** TEXT SEGMENT **
--------

Gerald Peary - film reviews, interviews, essays, and miscellany
Main Page
Film Reviews
Interviews
Essays
Film Festivals
Books
Film Project
Miscellany
Site Information

Site Map

search
 
advanced search

feedback


Gabbeh

      "Life is color! Love is color!" jubilant characters proclaim in Gabbeh, Iranian iridescence on the big screen. In one scene, a guest teacher (Abbas Sayyahi) gets rhapsodic before his primary-age pupils about the red of poppies, the yellow of wheat fields, the blue, blue of the sky, the way the adults on Sesame Street cream over the alphabet.

     Not since 1966, when Michelangelo Antonioni painted a deeper green the verdant grass of Hyde Park for Blowup, has a director been so self-consciously messianic about color as Iran's Mohsen Makhmalbaf for Gabbeh. "The most beautiful film I've ever seen," a friend I brought to the screening whispered to me. Could be, whether it's the custardy snow of a winter desert, or a long shot of an oasis which seems painted by Gauguin discovering Polynesia. Or the titular "gabbeh," an Iranian, natural-dye peasant rug, being rinsed in a babbling brook.

--------

** SOURCE EXCERPT **
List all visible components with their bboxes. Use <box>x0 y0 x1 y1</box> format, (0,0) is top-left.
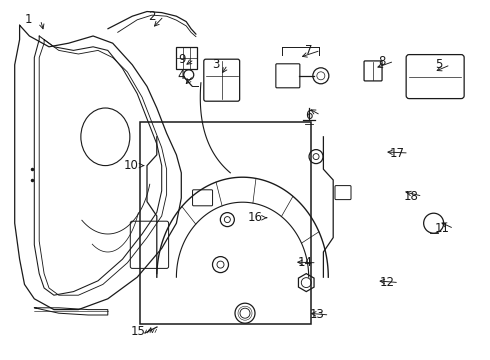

--------

** TASKS FOR THIS EXERCISE **
a) Answer these questions from the Gabbeh review.
(i) Which actor plays the guest teacher?
(ii) Which 1966 film does the review credit to Michelangelo Antonioni?
(iii) What kind of object does the review say the titular "gabbeh" is?
b) Reproduce the passage of the Gabbeh review starting with "Not since 1966, when" and going on through "a babbling brook.".

** TASK SOLUTIONS **
a)
(i) Abbas Sayyahi
(ii) Blowup
(iii) An Iranian, natural-dye peasant rug

b)
Not since 1966, when Michelangelo Antonioni painted a deeper green the verdant grass of Hyde Park for Blowup, has a director been so self-consciously messianic about color as Iran's Mohsen Makhmalbaf for Gabbeh. "The most beautiful film I've ever seen," a friend I brought to the screening whispered to me. Could be, whether it's the custardy snow of a winter desert, or a long shot of an oasis which seems painted by Gauguin discovering Polynesia. Or the titular "gabbeh," an Iranian, natural-dye peasant rug, being rinsed in a babbling brook.